- [Stated goal] Write out each line that follows exactly as it stands, without the pictures.

Records contained in a dataset
»»
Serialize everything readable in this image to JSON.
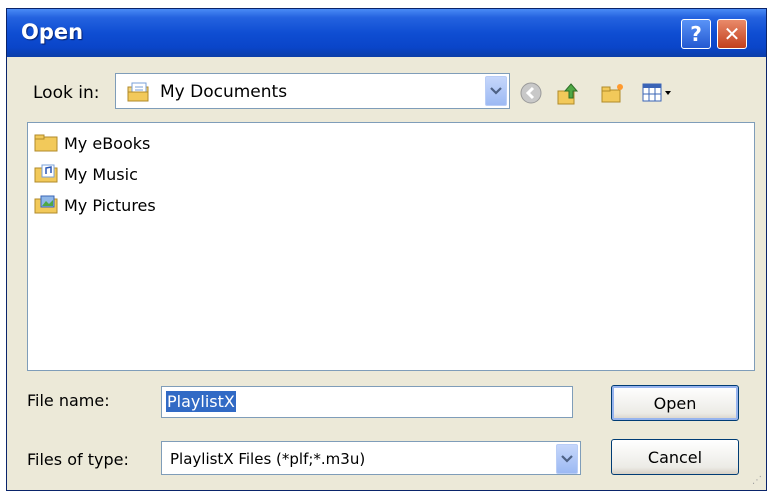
{
  "window": {
    "title": "Open"
  },
  "titlebar": {
    "help_symbol": "?",
    "close_symbol": "✕"
  },
  "lookin": {
    "label": "Look in:",
    "value": "My Documents"
  },
  "files": [
    {
      "name": "My eBooks",
      "icon": "folder-icon"
    },
    {
      "name": "My Music",
      "icon": "music-folder-icon"
    },
    {
      "name": "My Pictures",
      "icon": "pictures-folder-icon"
    }
  ],
  "filename": {
    "label": "File name:",
    "value": "PlaylistX"
  },
  "filetype": {
    "label": "Files of type:",
    "value": "PlaylistX Files (*plf;*.m3u)"
  },
  "buttons": {
    "open": "Open",
    "cancel": "Cancel"
  },
  "colors": {
    "titlebar": "#0a45c9",
    "dialog_bg": "#ece9d8",
    "selection": "#316ac5"
  }
}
««
- [Correct answer]
Serialize everything readable in this image to JSON.
{
  "window": {
    "title": "Open"
  },
  "titlebar": {
    "help_symbol": "?",
    "close_symbol": "✕"
  },
  "lookin": {
    "label": "Look in:",
    "value": "My Documents"
  },
  "files": [
    {
      "name": "My eBooks",
      "icon": "folder-icon"
    },
    {
      "name": "My Music",
      "icon": "music-folder-icon"
    },
    {
      "name": "My Pictures",
      "icon": "pictures-folder-icon"
    }
  ],
  "filename": {
    "label": "File name:",
    "value": "PlaylistX"
  },
  "filetype": {
    "label": "Files of type:",
    "value": "PlaylistX Files (*plf;*.m3u)"
  },
  "buttons": {
    "open": "Open",
    "cancel": "Cancel"
  },
  "colors": {
    "titlebar": "#0a45c9",
    "dialog_bg": "#ece9d8",
    "selection": "#316ac5"
  }
}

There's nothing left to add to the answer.